### Task goal:
Lay out every line of the material below as a Markdown table with a column "Row" for the row number and a column "Line" for the line itself, leaving out any blank lines.

### Input material:
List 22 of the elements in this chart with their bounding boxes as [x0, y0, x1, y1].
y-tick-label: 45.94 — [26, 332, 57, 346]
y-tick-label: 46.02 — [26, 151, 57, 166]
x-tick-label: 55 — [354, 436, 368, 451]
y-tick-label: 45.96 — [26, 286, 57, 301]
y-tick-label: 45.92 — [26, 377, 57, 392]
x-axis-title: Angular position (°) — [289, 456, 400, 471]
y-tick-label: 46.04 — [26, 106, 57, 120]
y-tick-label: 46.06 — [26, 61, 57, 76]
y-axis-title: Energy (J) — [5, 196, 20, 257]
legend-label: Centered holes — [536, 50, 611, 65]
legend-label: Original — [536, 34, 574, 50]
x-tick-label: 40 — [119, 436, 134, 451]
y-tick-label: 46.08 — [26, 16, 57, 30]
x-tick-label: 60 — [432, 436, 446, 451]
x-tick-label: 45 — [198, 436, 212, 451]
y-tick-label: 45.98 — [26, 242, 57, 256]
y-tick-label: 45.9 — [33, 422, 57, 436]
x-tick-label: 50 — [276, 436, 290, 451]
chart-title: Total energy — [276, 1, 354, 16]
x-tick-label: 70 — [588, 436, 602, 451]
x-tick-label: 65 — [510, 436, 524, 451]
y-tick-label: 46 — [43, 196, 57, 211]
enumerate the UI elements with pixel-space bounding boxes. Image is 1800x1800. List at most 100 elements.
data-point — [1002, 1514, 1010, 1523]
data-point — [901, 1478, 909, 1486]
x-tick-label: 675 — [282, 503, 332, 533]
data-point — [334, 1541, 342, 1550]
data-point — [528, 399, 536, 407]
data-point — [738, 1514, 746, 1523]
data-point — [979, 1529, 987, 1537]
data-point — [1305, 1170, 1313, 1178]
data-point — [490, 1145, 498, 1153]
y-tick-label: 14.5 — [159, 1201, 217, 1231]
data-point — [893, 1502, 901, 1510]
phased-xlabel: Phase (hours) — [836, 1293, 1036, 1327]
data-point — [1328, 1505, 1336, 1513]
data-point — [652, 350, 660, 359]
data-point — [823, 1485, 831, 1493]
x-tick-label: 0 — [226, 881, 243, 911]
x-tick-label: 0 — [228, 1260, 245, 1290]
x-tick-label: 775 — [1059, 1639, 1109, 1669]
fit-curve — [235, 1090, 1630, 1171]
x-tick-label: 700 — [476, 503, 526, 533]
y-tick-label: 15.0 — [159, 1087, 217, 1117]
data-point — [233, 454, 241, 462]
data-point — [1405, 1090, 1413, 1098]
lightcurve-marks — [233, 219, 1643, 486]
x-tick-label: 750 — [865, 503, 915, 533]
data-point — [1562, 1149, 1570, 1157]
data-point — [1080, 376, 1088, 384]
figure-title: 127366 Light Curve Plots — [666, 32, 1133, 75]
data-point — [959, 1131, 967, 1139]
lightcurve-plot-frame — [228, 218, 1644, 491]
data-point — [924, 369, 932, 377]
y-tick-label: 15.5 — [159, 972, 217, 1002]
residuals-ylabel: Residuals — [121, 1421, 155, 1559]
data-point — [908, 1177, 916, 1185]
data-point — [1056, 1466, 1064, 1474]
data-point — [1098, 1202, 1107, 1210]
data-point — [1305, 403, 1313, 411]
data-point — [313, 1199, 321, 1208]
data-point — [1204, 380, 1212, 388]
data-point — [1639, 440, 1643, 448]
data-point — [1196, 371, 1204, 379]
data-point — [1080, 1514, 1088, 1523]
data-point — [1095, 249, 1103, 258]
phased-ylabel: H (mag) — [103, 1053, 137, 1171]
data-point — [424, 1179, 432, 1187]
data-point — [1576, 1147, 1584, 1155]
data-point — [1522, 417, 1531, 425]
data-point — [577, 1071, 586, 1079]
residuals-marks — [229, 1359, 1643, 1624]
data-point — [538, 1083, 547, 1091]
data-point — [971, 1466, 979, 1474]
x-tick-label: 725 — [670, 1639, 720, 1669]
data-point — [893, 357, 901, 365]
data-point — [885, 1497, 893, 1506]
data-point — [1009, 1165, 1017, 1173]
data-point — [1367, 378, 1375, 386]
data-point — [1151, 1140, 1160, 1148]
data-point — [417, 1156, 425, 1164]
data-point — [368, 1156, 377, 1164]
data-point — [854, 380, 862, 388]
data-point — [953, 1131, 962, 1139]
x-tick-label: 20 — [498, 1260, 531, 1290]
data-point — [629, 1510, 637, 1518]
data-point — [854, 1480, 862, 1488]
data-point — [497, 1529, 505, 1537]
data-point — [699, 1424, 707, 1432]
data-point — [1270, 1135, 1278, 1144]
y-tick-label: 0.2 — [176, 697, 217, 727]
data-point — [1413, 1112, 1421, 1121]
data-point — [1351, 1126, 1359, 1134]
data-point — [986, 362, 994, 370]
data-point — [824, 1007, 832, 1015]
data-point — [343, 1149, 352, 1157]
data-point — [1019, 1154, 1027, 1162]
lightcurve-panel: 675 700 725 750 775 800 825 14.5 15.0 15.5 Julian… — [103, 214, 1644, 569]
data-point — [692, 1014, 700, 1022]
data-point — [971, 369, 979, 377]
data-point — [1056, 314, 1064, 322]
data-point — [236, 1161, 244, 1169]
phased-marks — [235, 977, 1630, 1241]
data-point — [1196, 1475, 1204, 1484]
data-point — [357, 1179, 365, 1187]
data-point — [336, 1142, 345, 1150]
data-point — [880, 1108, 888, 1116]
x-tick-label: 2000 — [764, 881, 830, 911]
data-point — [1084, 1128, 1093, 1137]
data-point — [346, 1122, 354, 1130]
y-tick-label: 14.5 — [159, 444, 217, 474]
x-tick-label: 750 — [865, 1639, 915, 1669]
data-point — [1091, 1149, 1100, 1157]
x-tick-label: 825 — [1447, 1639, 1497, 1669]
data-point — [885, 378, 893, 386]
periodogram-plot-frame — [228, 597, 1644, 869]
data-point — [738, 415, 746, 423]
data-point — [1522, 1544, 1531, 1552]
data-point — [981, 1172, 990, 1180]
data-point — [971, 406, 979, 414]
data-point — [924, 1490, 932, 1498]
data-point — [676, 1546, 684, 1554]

### Written response:
| Row | Line |
|---|---|
| 1 | List 22 of the elements in this chart with their bounding boxes as [x0, y0, x1, y1]. |
| 2 | y-tick-label: 45.94 — [26, 332, 57, 346] |
| 3 | y-tick-label: 46.02 — [26, 151, 57, 166] |
| 4 | x-tick-label: 55 — [354, 436, 368, 451] |
| 5 | y-tick-label: 45.96 — [26, 286, 57, 301] |
| 6 | y-tick-label: 45.92 — [26, 377, 57, 392] |
| 7 | x-axis-title: Angular position (°) — [289, 456, 400, 471] |
| 8 | y-tick-label: 46.04 — [26, 106, 57, 120] |
| 9 | y-tick-label: 46.06 — [26, 61, 57, 76] |
| 10 | y-axis-title: Energy (J) — [5, 196, 20, 257] |
| 11 | legend-label: Centered holes — [536, 50, 611, 65] |
| 12 | legend-label: Original — [536, 34, 574, 50] |
| 13 | x-tick-label: 40 — [119, 436, 134, 451] |
| 14 | y-tick-label: 46.08 — [26, 16, 57, 30] |
| 15 | x-tick-label: 60 — [432, 436, 446, 451] |
| 16 | x-tick-label: 45 — [198, 436, 212, 451] |
| 17 | y-tick-label: 45.98 — [26, 242, 57, 256] |
| 18 | y-tick-label: 45.9 — [33, 422, 57, 436] |
| 19 | x-tick-label: 50 — [276, 436, 290, 451] |
| 20 | chart-title: Total energy — [276, 1, 354, 16] |
| 21 | x-tick-label: 70 — [588, 436, 602, 451] |
| 22 | x-tick-label: 65 — [510, 436, 524, 451] |
| 23 | y-tick-label: 46 — [43, 196, 57, 211] |
| 24 | enumerate the UI elements with pixel-space bounding boxes. Image is 1800x1800. List at most 100 elements. |
| 25 | data-point — [1002, 1514, 1010, 1523] |
| 26 | data-point — [901, 1478, 909, 1486] |
| 27 | x-tick-label: 675 — [282, 503, 332, 533] |
| 28 | data-point — [334, 1541, 342, 1550] |
| 29 | data-point — [528, 399, 536, 407] |
| 30 | data-point — [738, 1514, 746, 1523] |
| 31 | data-point — [979, 1529, 987, 1537] |
| 32 | data-point — [1305, 1170, 1313, 1178] |
| 33 | data-point — [490, 1145, 498, 1153] |
| 34 | y-tick-label: 14.5 — [159, 1201, 217, 1231] |
| 35 | data-point — [893, 1502, 901, 1510] |
| 36 | phased-xlabel: Phase (hours) — [836, 1293, 1036, 1327] |
| 37 | data-point — [1328, 1505, 1336, 1513] |
| 38 | data-point — [652, 350, 660, 359] |
| 39 | data-point — [823, 1485, 831, 1493] |
| 40 | x-tick-label: 0 — [226, 881, 243, 911] |
| 41 | x-tick-label: 0 — [228, 1260, 245, 1290] |
| 42 | x-tick-label: 775 — [1059, 1639, 1109, 1669] |
| 43 | fit-curve — [235, 1090, 1630, 1171] |
| 44 | x-tick-label: 700 — [476, 503, 526, 533] |
| 45 | y-tick-label: 15.0 — [159, 1087, 217, 1117] |
| 46 | data-point — [233, 454, 241, 462] |
| 47 | data-point — [1405, 1090, 1413, 1098] |
| 48 | lightcurve-marks — [233, 219, 1643, 486] |
| 49 | x-tick-label: 750 — [865, 503, 915, 533] |
| 50 | data-point — [1562, 1149, 1570, 1157] |
| 51 | data-point — [1080, 376, 1088, 384] |
| 52 | figure-title: 127366 Light Curve Plots — [666, 32, 1133, 75] |
| 53 | data-point — [959, 1131, 967, 1139] |
| 54 | lightcurve-plot-frame — [228, 218, 1644, 491] |
| 55 | data-point — [924, 369, 932, 377] |
| 56 | y-tick-label: 15.5 — [159, 972, 217, 1002] |
| 57 | residuals-ylabel: Residuals — [121, 1421, 155, 1559] |
| 58 | data-point — [908, 1177, 916, 1185] |
| 59 | data-point — [1056, 1466, 1064, 1474] |
| 60 | data-point — [1098, 1202, 1107, 1210] |
| 61 | data-point — [1305, 403, 1313, 411] |
| 62 | data-point — [313, 1199, 321, 1208] |
| 63 | data-point — [1204, 380, 1212, 388] |
| 64 | data-point — [1639, 440, 1643, 448] |
| 65 | data-point — [1196, 371, 1204, 379] |
| 66 | data-point — [1080, 1514, 1088, 1523] |
| 67 | data-point — [1095, 249, 1103, 258] |
| 68 | phased-ylabel: H (mag) — [103, 1053, 137, 1171] |
| 69 | data-point — [424, 1179, 432, 1187] |
| 70 | data-point — [1576, 1147, 1584, 1155] |
| 71 | data-point — [1522, 417, 1531, 425] |
| 72 | data-point — [577, 1071, 586, 1079] |
| 73 | residuals-marks — [229, 1359, 1643, 1624] |
| 74 | data-point — [538, 1083, 547, 1091] |
| 75 | data-point — [971, 1466, 979, 1474] |
| 76 | x-tick-label: 725 — [670, 1639, 720, 1669] |
| 77 | data-point — [893, 357, 901, 365] |
| 78 | data-point — [885, 1497, 893, 1506] |
| 79 | data-point — [1009, 1165, 1017, 1173] |
| 80 | data-point — [1367, 378, 1375, 386] |
| 81 | data-point — [1151, 1140, 1160, 1148] |
| 82 | data-point — [417, 1156, 425, 1164] |
| 83 | data-point — [368, 1156, 377, 1164] |
| 84 | data-point — [854, 380, 862, 388] |
| 85 | data-point — [953, 1131, 962, 1139] |
| 86 | x-tick-label: 20 — [498, 1260, 531, 1290] |
| 87 | data-point — [629, 1510, 637, 1518] |
| 88 | data-point — [854, 1480, 862, 1488] |
| 89 | data-point — [497, 1529, 505, 1537] |
| 90 | data-point — [699, 1424, 707, 1432] |
| 91 | data-point — [1270, 1135, 1278, 1144] |
| 92 | y-tick-label: 0.2 — [176, 697, 217, 727] |
| 93 | data-point — [1413, 1112, 1421, 1121] |
| 94 | data-point — [1351, 1126, 1359, 1134] |
| 95 | data-point — [986, 362, 994, 370] |
| 96 | data-point — [824, 1007, 832, 1015] |
| 97 | data-point — [343, 1149, 352, 1157] |
| 98 | data-point — [1019, 1154, 1027, 1162] |
| 99 | lightcurve-panel: 675 700 725 750 775 800 825 14.5 15.0 15.5 Julian… — [103, 214, 1644, 569] |
| 100 | data-point — [692, 1014, 700, 1022] |
| 101 | data-point — [971, 369, 979, 377] |
| 102 | data-point — [1056, 314, 1064, 322] |
| 103 | data-point — [236, 1161, 244, 1169] |
| 104 | phased-marks — [235, 977, 1630, 1241] |
| 105 | data-point — [1196, 1475, 1204, 1484] |
| 106 | data-point — [357, 1179, 365, 1187] |
| 107 | data-point — [336, 1142, 345, 1150] |
| 108 | data-point — [880, 1108, 888, 1116] |
| 109 | x-tick-label: 2000 — [764, 881, 830, 911] |
| 110 | data-point — [1084, 1128, 1093, 1137] |
| 111 | data-point — [346, 1122, 354, 1130] |
| 112 | y-tick-label: 14.5 — [159, 444, 217, 474] |
| 113 | x-tick-label: 750 — [865, 1639, 915, 1669] |
| 114 | data-point — [1091, 1149, 1100, 1157] |
| 115 | x-tick-label: 825 — [1447, 1639, 1497, 1669] |
| 116 | data-point — [885, 378, 893, 386] |
| 117 | periodogram-plot-frame — [228, 597, 1644, 869] |
| 118 | data-point — [738, 415, 746, 423] |
| 119 | data-point — [1522, 1544, 1531, 1552] |
| 120 | data-point — [981, 1172, 990, 1180] |
| 121 | data-point — [971, 406, 979, 414] |
| 122 | data-point — [924, 1490, 932, 1498] |
| 123 | data-point — [676, 1546, 684, 1554] |